__Task input__:
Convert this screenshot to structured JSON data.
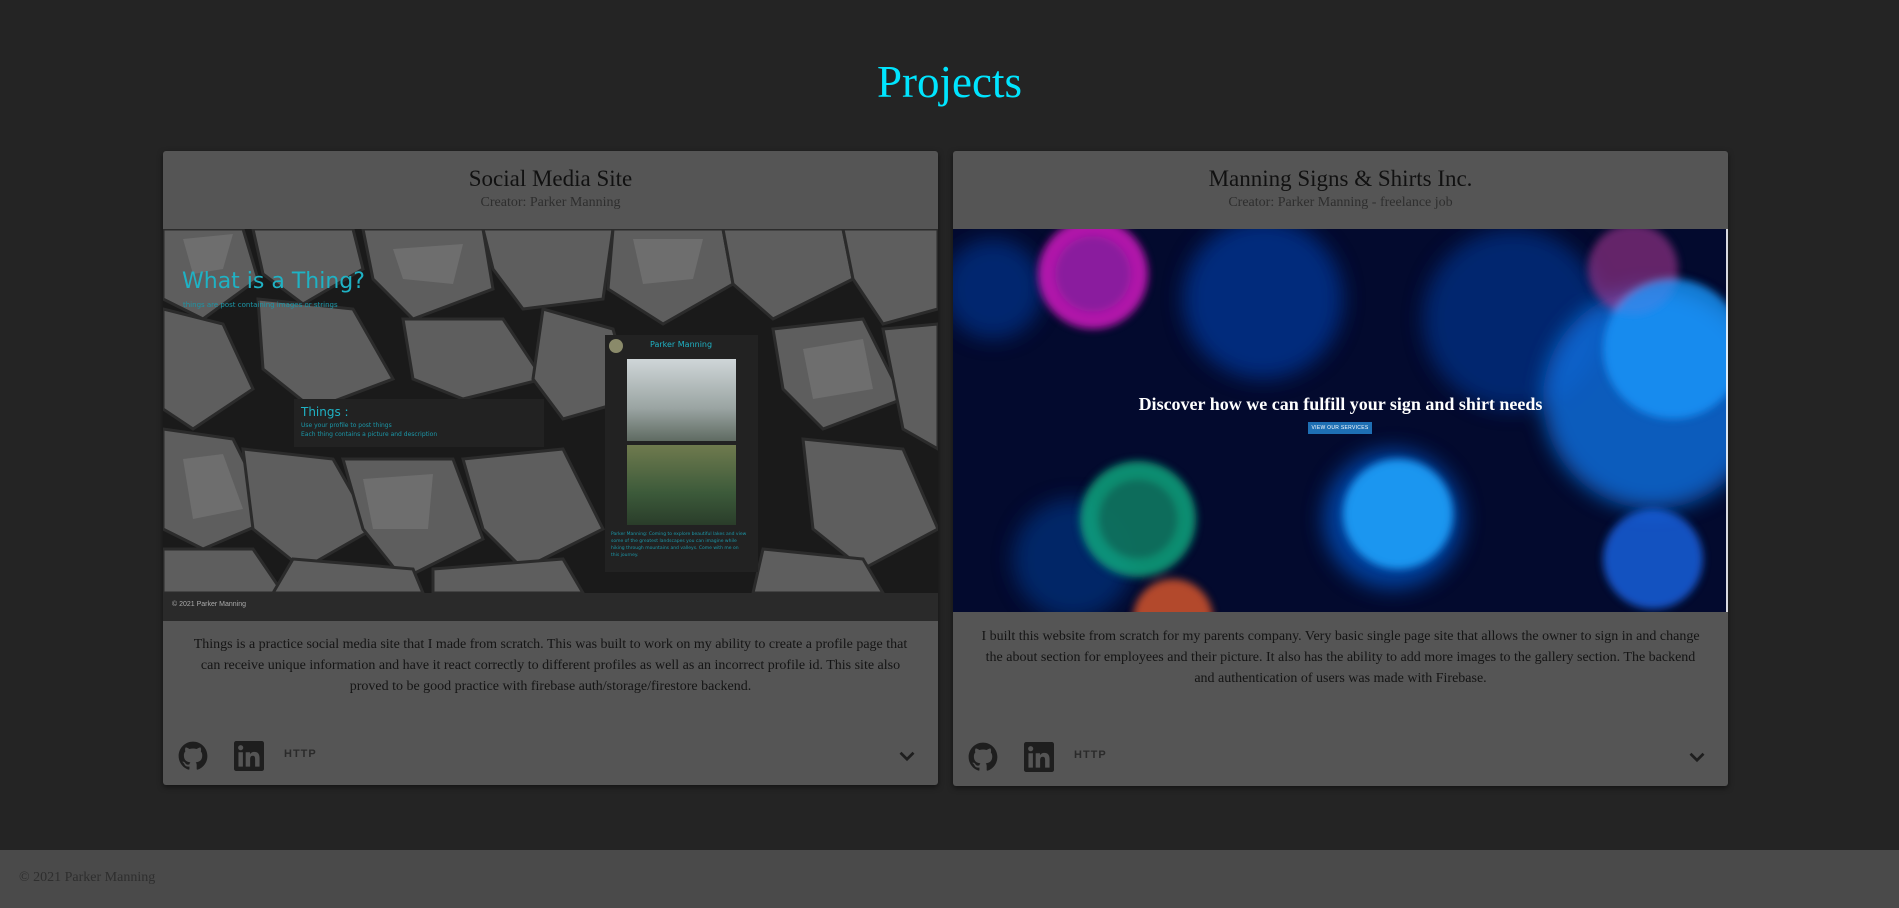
{
  "page": {
    "title": "Projects"
  },
  "projects": [
    {
      "title": "Social Media Site",
      "creator": "Creator: Parker Manning",
      "description": "Things is a practice social media site that I made from scratch. This was built to work on my ability to create a profile page that can receive unique information and have it react correctly to different profiles as well as an incorrect profile id. This site also proved to be good practice with firebase auth/storage/firestore backend.",
      "http_label": "HTTP",
      "screenshot": {
        "headline": "What is a Thing?",
        "tagline": "things are post containing images or strings",
        "box_title": "Things :",
        "box_line_1": "Use your profile to post things",
        "box_line_2": "Each thing contains a picture and description",
        "profile_name": "Parker Manning",
        "profile_text": "Parker Manning: Coming to explore beautiful lakes and view some of the greatest landscapes you can imagine while hiking through mountains and valleys. Come with me on this journey.",
        "footer": "© 2021 Parker Manning"
      }
    },
    {
      "title": "Manning Signs & Shirts Inc.",
      "creator": "Creator: Parker Manning - freelance job",
      "description": "I built this website from scratch for my parents company. Very basic single page site that allows the owner to sign in and change the about section for employees and their picture. It also has the ability to add more images to the gallery section. The backend and authentication of users was made with Firebase.",
      "http_label": "HTTP",
      "screenshot": {
        "headline": "Discover how we can fulfill your sign and shirt needs",
        "button": "VIEW OUR SERVICES"
      }
    }
  ],
  "footer": {
    "copyright": "© 2021 Parker Manning"
  },
  "colors": {
    "background": "#242424",
    "accent": "#00e5ff",
    "card": "#555555",
    "footer": "#4a4a4a"
  },
  "icons": [
    "github-icon",
    "linkedin-icon",
    "chevron-down-icon"
  ]
}
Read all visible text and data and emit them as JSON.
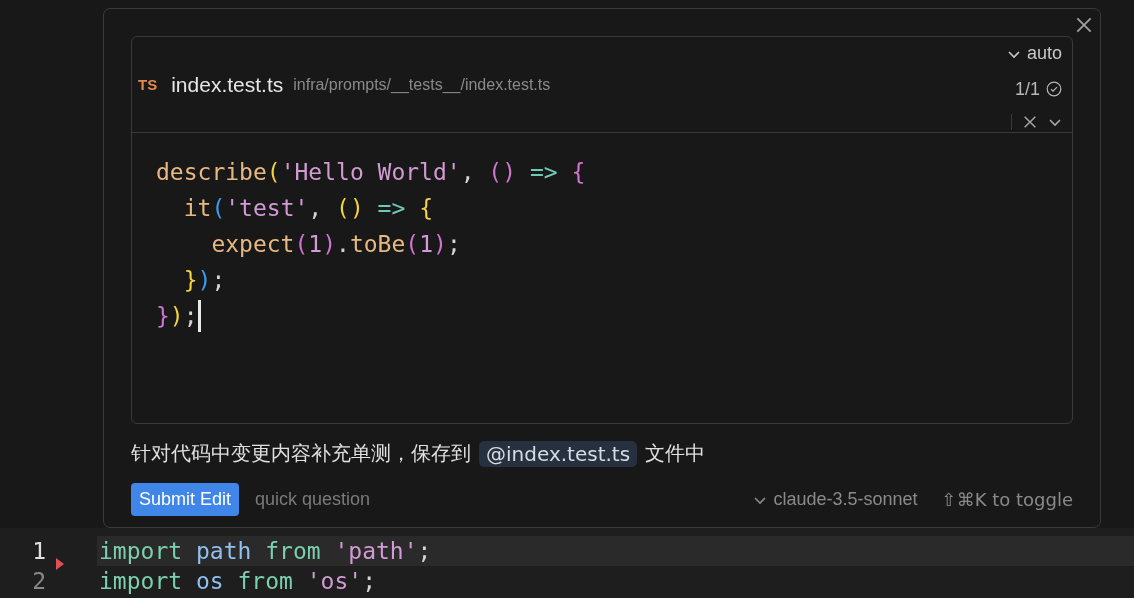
{
  "edit_panel": {
    "file_header": {
      "language_badge": "TS",
      "filename": "index.test.ts",
      "path": "infra/prompts/__tests__/index.test.ts",
      "mode": "auto",
      "diff_count": "1/1"
    },
    "code_lines": [
      {
        "cursor": false,
        "tokens": [
          {
            "kind": "fn",
            "text": "describe"
          },
          {
            "kind": "paren1",
            "text": "("
          },
          {
            "kind": "string",
            "text": "'Hello World'"
          },
          {
            "kind": "punct",
            "text": ", "
          },
          {
            "kind": "paren2",
            "text": "()"
          },
          {
            "kind": "arrow",
            "text": " => "
          },
          {
            "kind": "paren2",
            "text": "{"
          }
        ]
      },
      {
        "cursor": false,
        "tokens": [
          {
            "kind": "fn",
            "text": "  it"
          },
          {
            "kind": "paren3",
            "text": "("
          },
          {
            "kind": "string",
            "text": "'test'"
          },
          {
            "kind": "punct",
            "text": ", "
          },
          {
            "kind": "paren1",
            "text": "()"
          },
          {
            "kind": "arrow",
            "text": " => "
          },
          {
            "kind": "paren1",
            "text": "{"
          }
        ]
      },
      {
        "cursor": false,
        "tokens": [
          {
            "kind": "fn",
            "text": "    expect"
          },
          {
            "kind": "paren2",
            "text": "("
          },
          {
            "kind": "number",
            "text": "1"
          },
          {
            "kind": "paren2",
            "text": ")"
          },
          {
            "kind": "punct",
            "text": "."
          },
          {
            "kind": "fn",
            "text": "toBe"
          },
          {
            "kind": "paren2",
            "text": "("
          },
          {
            "kind": "number",
            "text": "1"
          },
          {
            "kind": "paren2",
            "text": ")"
          },
          {
            "kind": "punct",
            "text": ";"
          }
        ]
      },
      {
        "cursor": false,
        "tokens": [
          {
            "kind": "paren1",
            "text": "  }"
          },
          {
            "kind": "paren3",
            "text": ")"
          },
          {
            "kind": "punct",
            "text": ";"
          }
        ]
      },
      {
        "cursor": true,
        "tokens": [
          {
            "kind": "paren2",
            "text": "}"
          },
          {
            "kind": "paren1",
            "text": ")"
          },
          {
            "kind": "punct",
            "text": ";"
          }
        ]
      }
    ],
    "prompt": [
      {
        "kind": "text",
        "text": "针对代码中变更内容补充单测，保存到"
      },
      {
        "kind": "mention",
        "text": "@index.test.ts"
      },
      {
        "kind": "text",
        "text": "文件中"
      }
    ],
    "footer": {
      "submit_button": "Submit Edit",
      "secondary_button": "quick question",
      "model": "claude-3.5-sonnet",
      "shortcut_hint": "⇧⌘K to toggle"
    }
  },
  "editor": {
    "lines": [
      {
        "number": "1",
        "current": true,
        "marker": true,
        "tokens": [
          {
            "kind": "keyword",
            "text": "import"
          },
          {
            "kind": "ident",
            "text": " path"
          },
          {
            "kind": "keyword",
            "text": " from"
          },
          {
            "kind": "string",
            "text": " 'path'"
          },
          {
            "kind": "punct",
            "text": ";"
          }
        ]
      },
      {
        "number": "2",
        "current": false,
        "marker": false,
        "tokens": [
          {
            "kind": "keyword",
            "text": "import"
          },
          {
            "kind": "ident",
            "text": " os"
          },
          {
            "kind": "keyword",
            "text": " from"
          },
          {
            "kind": "string",
            "text": " 'os'"
          },
          {
            "kind": "punct",
            "text": ";"
          }
        ]
      }
    ]
  }
}
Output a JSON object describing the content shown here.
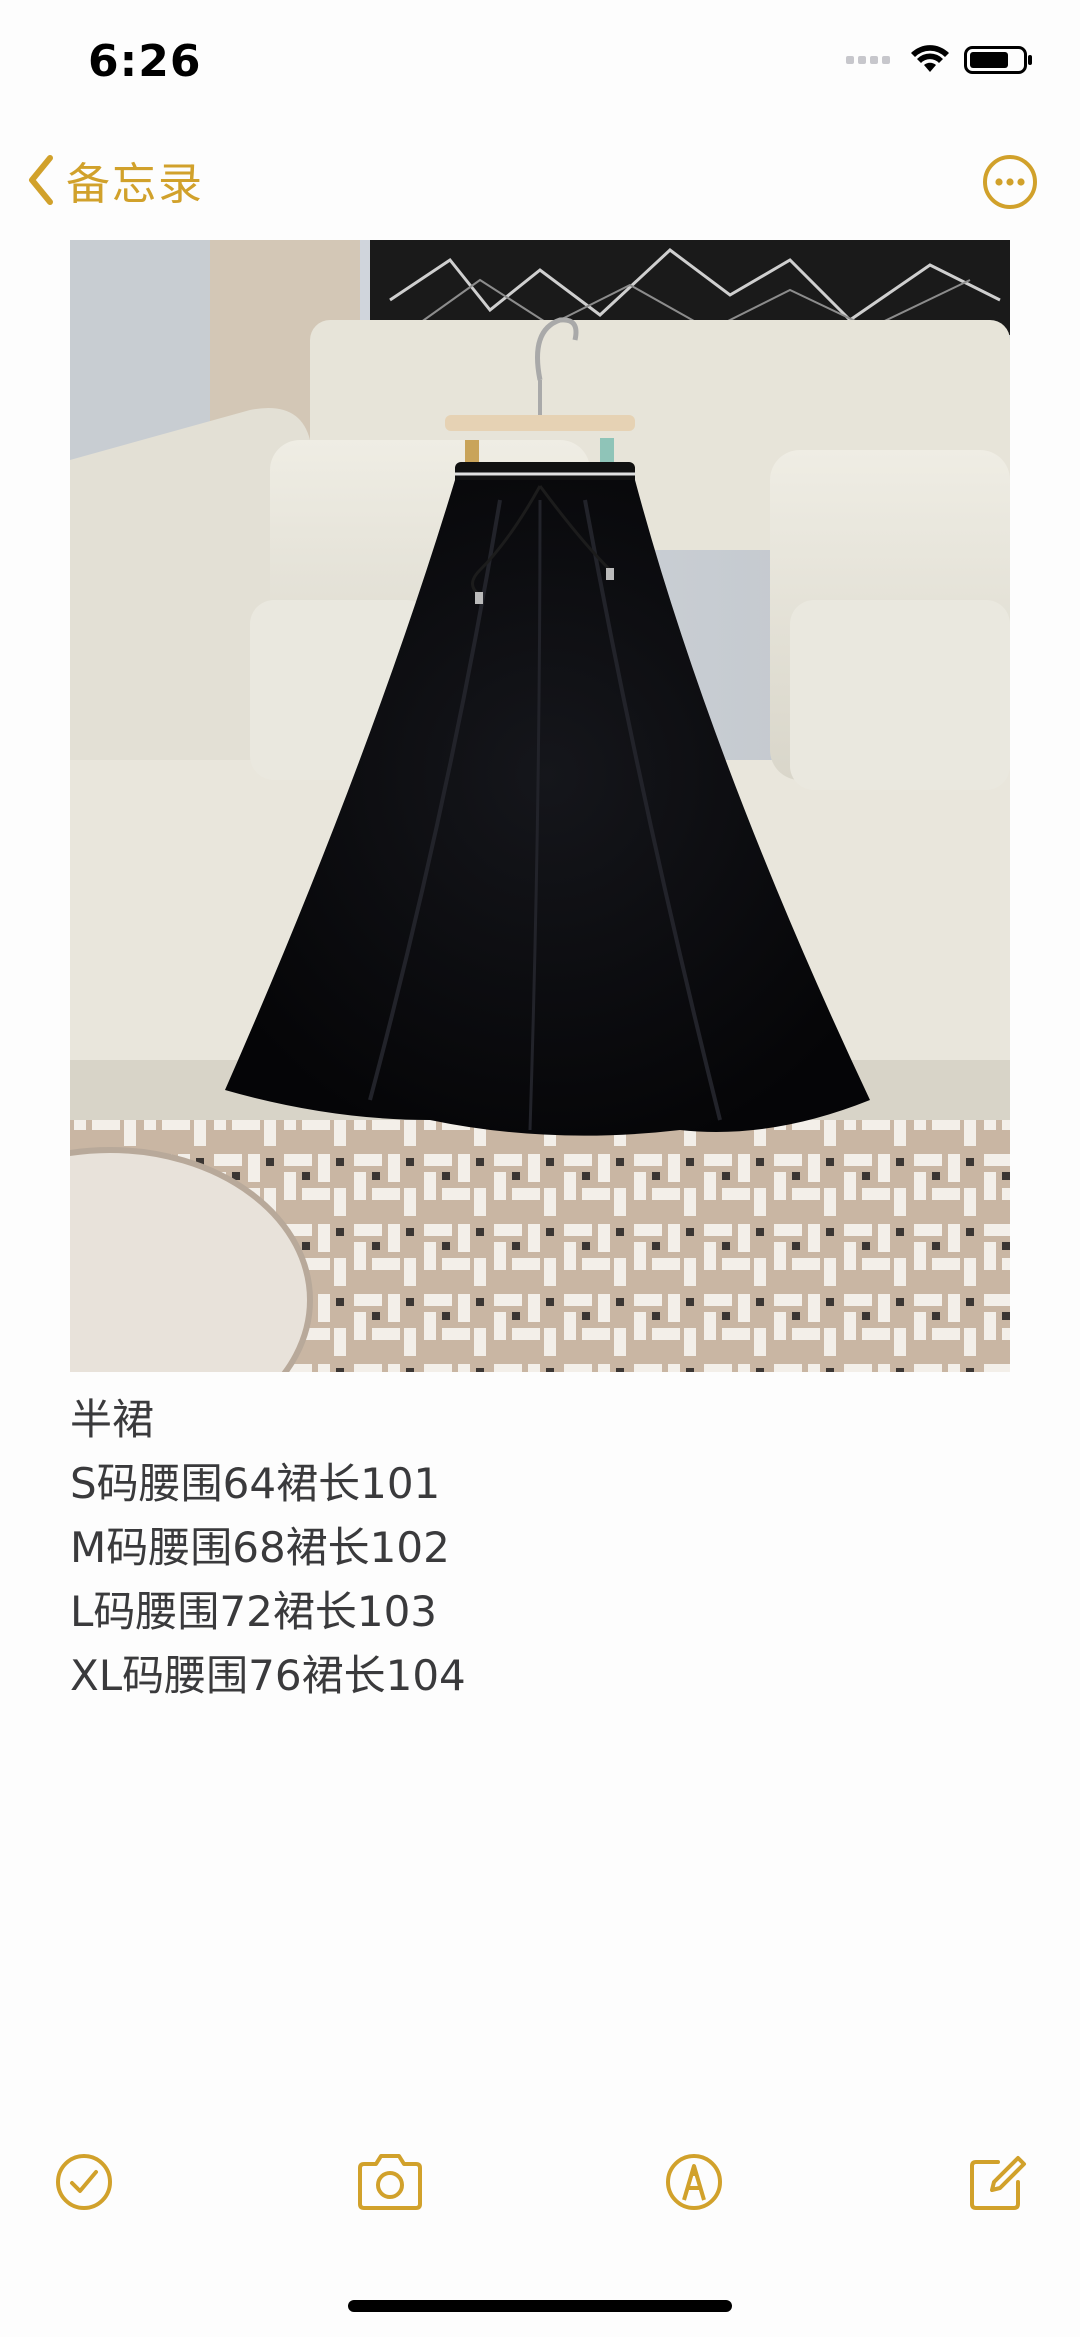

__Task prompt__:
Without the pictures, print the whole listing exactly as given.

__Exercise result__:
Convert this screenshot to structured JSON data.
{
  "page": {
    "title": "Projects"
  },
  "projects": [
    {
      "title": "Social Media Site",
      "creator": "Creator: Parker Manning",
      "description": "Things is a practice social media site that I made from scratch. This was built to work on my ability to create a profile page that can receive unique information and have it react correctly to different profiles as well as an incorrect profile id. This site also proved to be good practice with firebase auth/storage/firestore backend.",
      "http_label": "HTTP",
      "screenshot": {
        "headline": "What is a Thing?",
        "tagline": "things are post containing images or strings",
        "box_title": "Things :",
        "box_line_1": "Use your profile to post things",
        "box_line_2": "Each thing contains a picture and description",
        "profile_name": "Parker Manning",
        "profile_text": "Parker Manning: Coming to explore beautiful lakes and view some of the greatest landscapes you can imagine while hiking through mountains and valleys. Come with me on this journey.",
        "footer": "© 2021 Parker Manning"
      }
    },
    {
      "title": "Manning Signs & Shirts Inc.",
      "creator": "Creator: Parker Manning - freelance job",
      "description": "I built this website from scratch for my parents company. Very basic single page site that allows the owner to sign in and change the about section for employees and their picture. It also has the ability to add more images to the gallery section. The backend and authentication of users was made with Firebase.",
      "http_label": "HTTP",
      "screenshot": {
        "headline": "Discover how we can fulfill your sign and shirt needs",
        "button": "VIEW OUR SERVICES"
      }
    }
  ],
  "footer": {
    "copyright": "© 2021 Parker Manning"
  },
  "colors": {
    "background": "#242424",
    "accent": "#00e5ff",
    "card": "#555555",
    "footer": "#4a4a4a"
  },
  "icons": [
    "github-icon",
    "linkedin-icon",
    "chevron-down-icon"
  ]
}
Read all visible text and data and emit them as JSON.
{
  "edit_panel": {
    "file_header": {
      "language_badge": "TS",
      "filename": "index.test.ts",
      "path": "infra/prompts/__tests__/index.test.ts",
      "mode": "auto",
      "diff_count": "1/1"
    },
    "code_lines": [
      {
        "cursor": false,
        "tokens": [
          {
            "kind": "fn",
            "text": "describe"
          },
          {
            "kind": "paren1",
            "text": "("
          },
          {
            "kind": "string",
            "text": "'Hello World'"
          },
          {
            "kind": "punct",
            "text": ", "
          },
          {
            "kind": "paren2",
            "text": "()"
          },
          {
            "kind": "arrow",
            "text": " => "
          },
          {
            "kind": "paren2",
            "text": "{"
          }
        ]
      },
      {
        "cursor": false,
        "tokens": [
          {
            "kind": "fn",
            "text": "  it"
          },
          {
            "kind": "paren3",
            "text": "("
          },
          {
            "kind": "string",
            "text": "'test'"
          },
          {
            "kind": "punct",
            "text": ", "
          },
          {
            "kind": "paren1",
            "text": "()"
          },
          {
            "kind": "arrow",
            "text": " => "
          },
          {
            "kind": "paren1",
            "text": "{"
          }
        ]
      },
      {
        "cursor": false,
        "tokens": [
          {
            "kind": "fn",
            "text": "    expect"
          },
          {
            "kind": "paren2",
            "text": "("
          },
          {
            "kind": "number",
            "text": "1"
          },
          {
            "kind": "paren2",
            "text": ")"
          },
          {
            "kind": "punct",
            "text": "."
          },
          {
            "kind": "fn",
            "text": "toBe"
          },
          {
            "kind": "paren2",
            "text": "("
          },
          {
            "kind": "number",
            "text": "1"
          },
          {
            "kind": "paren2",
            "text": ")"
          },
          {
            "kind": "punct",
            "text": ";"
          }
        ]
      },
      {
        "cursor": false,
        "tokens": [
          {
            "kind": "paren1",
            "text": "  }"
          },
          {
            "kind": "paren3",
            "text": ")"
          },
          {
            "kind": "punct",
            "text": ";"
          }
        ]
      },
      {
        "cursor": true,
        "tokens": [
          {
            "kind": "paren2",
            "text": "}"
          },
          {
            "kind": "paren1",
            "text": ")"
          },
          {
            "kind": "punct",
            "text": ";"
          }
        ]
      }
    ],
    "prompt": [
      {
        "kind": "text",
        "text": "针对代码中变更内容补充单测，保存到"
      },
      {
        "kind": "mention",
        "text": "@index.test.ts"
      },
      {
        "kind": "text",
        "text": "文件中"
      }
    ],
    "footer": {
      "submit_button": "Submit Edit",
      "secondary_button": "quick question",
      "model": "claude-3.5-sonnet",
      "shortcut_hint": "⇧⌘K to toggle"
    }
  },
  "editor": {
    "lines": [
      {
        "number": "1",
        "current": true,
        "marker": true,
        "tokens": [
          {
            "kind": "keyword",
            "text": "import"
          },
          {
            "kind": "ident",
            "text": " path"
          },
          {
            "kind": "keyword",
            "text": " from"
          },
          {
            "kind": "string",
            "text": " 'path'"
          },
          {
            "kind": "punct",
            "text": ";"
          }
        ]
      },
      {
        "number": "2",
        "current": false,
        "marker": false,
        "tokens": [
          {
            "kind": "keyword",
            "text": "import"
          },
          {
            "kind": "ident",
            "text": " os"
          },
          {
            "kind": "keyword",
            "text": " from"
          },
          {
            "kind": "string",
            "text": " 'os'"
          },
          {
            "kind": "punct",
            "text": ";"
          }
        ]
      }
    ]
  }
}
Output a JSON object describing the content shown here.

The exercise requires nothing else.